▶ **Assignment**
Which lines of the entries below contain the string "woman"? Copy each one.

[Entries from a page text collection]
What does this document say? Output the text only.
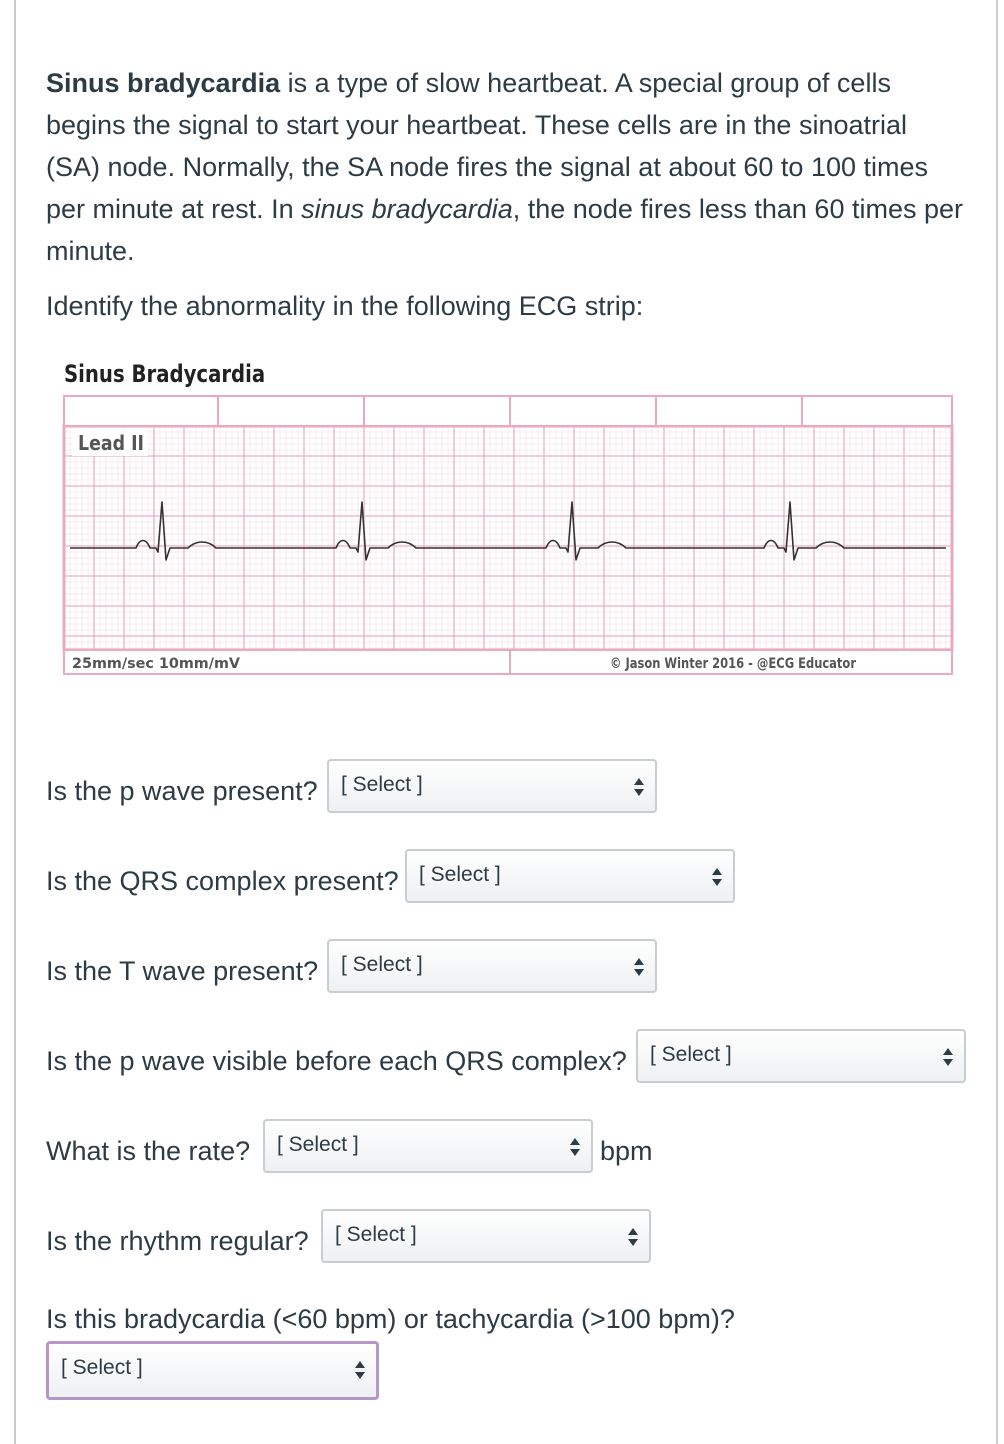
Sinus bradycardia is a type of slow heartbeat. A special group of cells begins the signal to start your heartbeat. These cells are in the sinoatrial (SA) node. Normally, the SA node fires the signal at about 60 to 100 times per minute at rest. In sinus bradycardia, the node fires less than 60 times per minute.

Identify the abnormality in the following ECG strip:

Sinus Bradycardia
Lead II
25mm/sec 10mm/mV	© Jason Winter 2016 - @ECG Educator
Is the p wave present?	[ Select ]
Is the QRS complex present? [ Select ]
Is the T wave present?	[ Select ]
Is the p wave visible before each QRS complex?	[ Select ]
What is the rate?	[ Select ]	bpm
Is the rhythm regular?	[ Select ]
Is this bradycardia (<60 bpm) or tachycardia (>100 bpm)?
[ Select ]
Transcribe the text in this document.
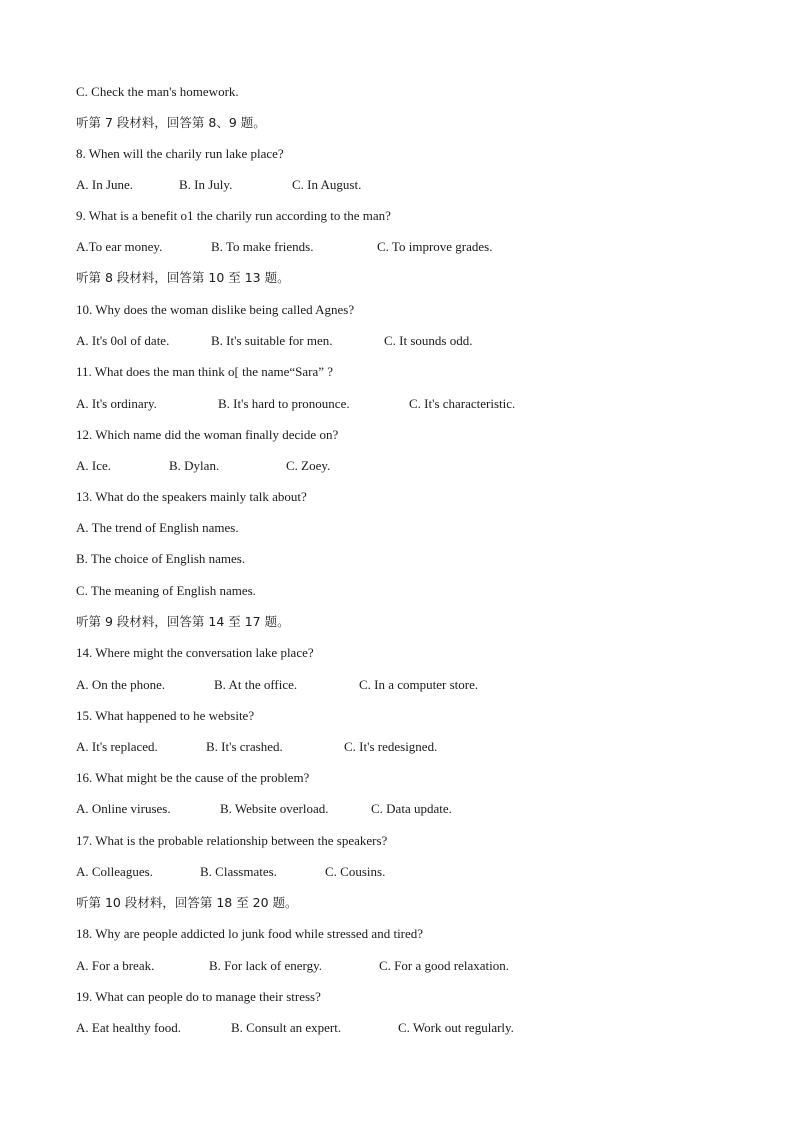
C. Check the man's homework.
听第 7 段材料，回答第 8、9 题。
8. When will the charily run lake place?
A. In June.	B. In July.	C. In August.
9. What is a benefit o1 the charily run according to the man?
A.To ear money.	B. To make friends.	C. To improve grades.
听第 8 段材料，回答第 10 至 13 题。
10. Why does the woman dislike being called Agnes?
A. It's 0ol of date.	B. It's suitable for men.	C. It sounds odd.
11. What does the man think o[ the name“Sara” ?
A. It's ordinary.	B. It's hard to pronounce.	C. It's characteristic.
12. Which name did the woman finally decide on?
A. Ice.	B. Dylan.	C. Zoey.
13. What do the speakers mainly talk about?
A. The trend of English names.
B. The choice of English names.
C. The meaning of English names.
听第 9 段材料，回答第 14 至 17 题。
14. Where might the conversation lake place?
A. On the phone.	B. At the office.	C. In a computer store.
15. What happened to he website?
A. It's replaced.	B. It's crashed.	C. It's redesigned.
16. What might be the cause of the problem?
A. Online viruses.	B. Website overload.	C. Data update.
17. What is the probable relationship between the speakers?
A. Colleagues.	B. Classmates.	C. Cousins.
听第 10 段材料，回答第 18 至 20 题。
18. Why are people addicted lo junk food while stressed and tired?
A. For a break.	B. For lack of energy.	C. For a good relaxation.
19. What can people do to manage their stress?
A. Eat healthy food.	B. Consult an expert.	C. Work out regularly.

▶ **Completed task**
10. Why does the woman dislike being called Agnes?
12. Which name did the woman finally decide on?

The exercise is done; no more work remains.